→ **RECORDS SHOWN**:
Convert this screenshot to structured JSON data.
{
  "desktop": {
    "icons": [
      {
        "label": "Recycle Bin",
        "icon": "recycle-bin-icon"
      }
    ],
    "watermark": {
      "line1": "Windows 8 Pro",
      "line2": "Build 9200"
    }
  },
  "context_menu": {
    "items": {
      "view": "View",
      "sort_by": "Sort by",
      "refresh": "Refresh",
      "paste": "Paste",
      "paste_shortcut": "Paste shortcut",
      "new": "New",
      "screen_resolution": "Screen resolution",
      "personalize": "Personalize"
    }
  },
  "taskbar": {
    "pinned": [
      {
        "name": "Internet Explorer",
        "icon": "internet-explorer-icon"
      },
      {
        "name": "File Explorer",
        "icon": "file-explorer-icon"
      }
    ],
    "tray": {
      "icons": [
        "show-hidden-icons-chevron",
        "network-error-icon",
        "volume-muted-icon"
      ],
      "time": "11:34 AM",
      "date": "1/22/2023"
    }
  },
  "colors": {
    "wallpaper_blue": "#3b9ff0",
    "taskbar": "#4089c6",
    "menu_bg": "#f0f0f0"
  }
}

→ **EXERCISE**: Write out every record verbatim.

→ **IN RESPONSE**:
Convert this screenshot to structured JSON data.
{
  "desktop": {
    "icons": [
      {
        "label": "Recycle Bin",
        "icon": "recycle-bin-icon"
      }
    ],
    "watermark": {
      "line1": "Windows 8 Pro",
      "line2": "Build 9200"
    }
  },
  "context_menu": {
    "items": {
      "view": "View",
      "sort_by": "Sort by",
      "refresh": "Refresh",
      "paste": "Paste",
      "paste_shortcut": "Paste shortcut",
      "new": "New",
      "screen_resolution": "Screen resolution",
      "personalize": "Personalize"
    }
  },
  "taskbar": {
    "pinned": [
      {
        "name": "Internet Explorer",
        "icon": "internet-explorer-icon"
      },
      {
        "name": "File Explorer",
        "icon": "file-explorer-icon"
      }
    ],
    "tray": {
      "icons": [
        "show-hidden-icons-chevron",
        "network-error-icon",
        "volume-muted-icon"
      ],
      "time": "11:34 AM",
      "date": "1/22/2023"
    }
  },
  "colors": {
    "wallpaper_blue": "#3b9ff0",
    "taskbar": "#4089c6",
    "menu_bg": "#f0f0f0"
  }
}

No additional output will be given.